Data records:
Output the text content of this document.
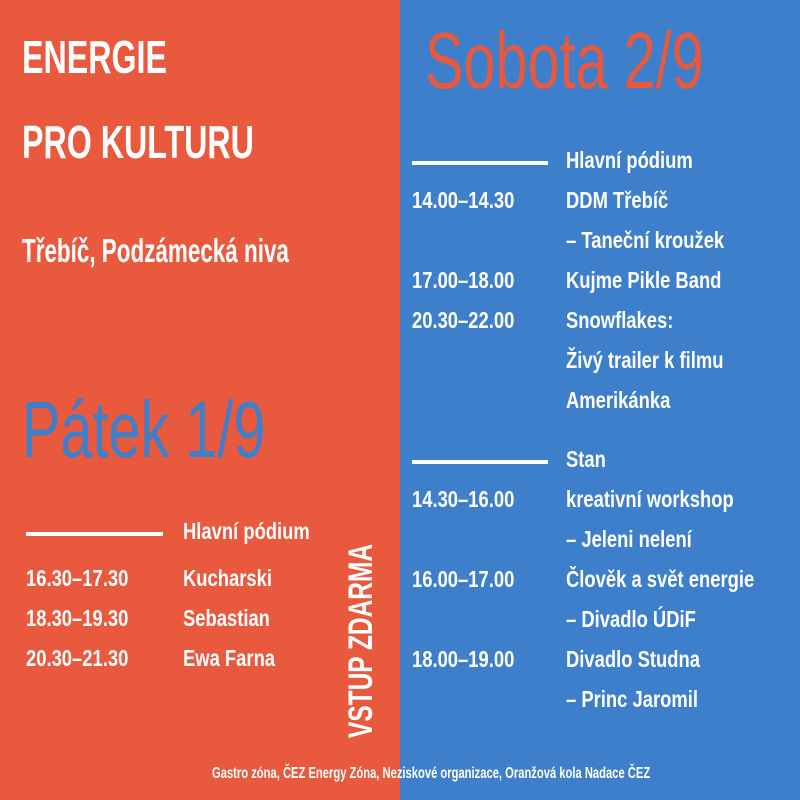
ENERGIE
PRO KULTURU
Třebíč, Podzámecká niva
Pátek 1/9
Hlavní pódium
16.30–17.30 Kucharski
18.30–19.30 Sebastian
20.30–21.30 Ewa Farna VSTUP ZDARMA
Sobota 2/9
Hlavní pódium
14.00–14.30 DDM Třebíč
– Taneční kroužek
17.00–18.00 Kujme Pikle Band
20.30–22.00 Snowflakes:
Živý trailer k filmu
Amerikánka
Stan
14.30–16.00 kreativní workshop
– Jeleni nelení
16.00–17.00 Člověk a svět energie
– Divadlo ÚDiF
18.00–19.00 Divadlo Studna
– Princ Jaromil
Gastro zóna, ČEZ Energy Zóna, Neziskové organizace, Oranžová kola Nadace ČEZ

▶ **Problem statement**:
Scan the records above for the string "Divadlo", then report every line that contains it.

▶ **Answer to this task**:
– Divadlo ÚDiF
18.00–19.00 Divadlo Studna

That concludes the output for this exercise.